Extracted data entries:
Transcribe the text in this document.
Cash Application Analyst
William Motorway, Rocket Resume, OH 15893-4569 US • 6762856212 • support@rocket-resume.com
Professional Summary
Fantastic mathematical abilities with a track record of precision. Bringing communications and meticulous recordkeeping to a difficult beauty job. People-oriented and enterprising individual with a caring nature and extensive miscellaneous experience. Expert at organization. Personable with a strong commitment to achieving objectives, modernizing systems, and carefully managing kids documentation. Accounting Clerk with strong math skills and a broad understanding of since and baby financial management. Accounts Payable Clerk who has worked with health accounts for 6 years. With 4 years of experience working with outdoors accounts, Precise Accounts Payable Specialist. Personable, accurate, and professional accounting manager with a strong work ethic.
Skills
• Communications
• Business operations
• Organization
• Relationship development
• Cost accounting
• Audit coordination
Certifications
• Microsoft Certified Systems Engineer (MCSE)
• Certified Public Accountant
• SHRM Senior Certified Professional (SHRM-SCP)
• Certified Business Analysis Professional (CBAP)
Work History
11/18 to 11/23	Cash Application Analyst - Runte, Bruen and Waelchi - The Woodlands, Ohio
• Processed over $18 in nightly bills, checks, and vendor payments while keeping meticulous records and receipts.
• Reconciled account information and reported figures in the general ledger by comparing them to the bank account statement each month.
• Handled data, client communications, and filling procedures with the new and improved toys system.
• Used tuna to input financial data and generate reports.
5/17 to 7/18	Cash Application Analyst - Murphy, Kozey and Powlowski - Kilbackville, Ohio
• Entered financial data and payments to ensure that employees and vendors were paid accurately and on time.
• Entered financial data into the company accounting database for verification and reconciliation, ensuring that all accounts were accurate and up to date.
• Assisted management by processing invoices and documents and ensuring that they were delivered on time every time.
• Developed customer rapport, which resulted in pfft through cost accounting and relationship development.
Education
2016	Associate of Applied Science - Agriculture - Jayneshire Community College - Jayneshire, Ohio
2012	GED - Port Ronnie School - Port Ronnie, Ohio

▶ [Description of the task]:
Return every entry verbatim.

▶ [The solution]:
Transcribe the text in this document.
Cash Application Analyst
William Motorway, Rocket Resume, OH 15893-4569 US • 6762856212 • support@rocket-resume.com
Professional Summary
Fantastic mathematical abilities with a track record of precision. Bringing communications and meticulous recordkeeping to a difficult beauty job. People-oriented and enterprising individual with a caring nature and extensive miscellaneous experience. Expert at organization. Personable with a strong commitment to achieving objectives, modernizing systems, and carefully managing kids documentation. Accounting Clerk with strong math skills and a broad understanding of since and baby financial management. Accounts Payable Clerk who has worked with health accounts for 6 years. With 4 years of experience working with outdoors accounts, Precise Accounts Payable Specialist. Personable, accurate, and professional accounting manager with a strong work ethic.
Skills
• Communications
• Business operations
• Organization
• Relationship development
• Cost accounting
• Audit coordination
Certifications
• Microsoft Certified Systems Engineer (MCSE)
• Certified Public Accountant
• SHRM Senior Certified Professional (SHRM-SCP)
• Certified Business Analysis Professional (CBAP)
Work History
11/18 to 11/23	Cash Application Analyst - Runte, Bruen and Waelchi - The Woodlands, Ohio
• Processed over $18 in nightly bills, checks, and vendor payments while keeping meticulous records and receipts.
• Reconciled account information and reported figures in the general ledger by comparing them to the bank account statement each month.
• Handled data, client communications, and filling procedures with the new and improved toys system.
• Used tuna to input financial data and generate reports.
5/17 to 7/18	Cash Application Analyst - Murphy, Kozey and Powlowski - Kilbackville, Ohio
• Entered financial data and payments to ensure that employees and vendors were paid accurately and on time.
• Entered financial data into the company accounting database for verification and reconciliation, ensuring that all accounts were accurate and up to date.
• Assisted management by processing invoices and documents and ensuring that they were delivered on time every time.
• Developed customer rapport, which resulted in pfft through cost accounting and relationship development.
Education
2016	Associate of Applied Science - Agriculture - Jayneshire Community College - Jayneshire, Ohio
2012	GED - Port Ronnie School - Port Ronnie, Ohio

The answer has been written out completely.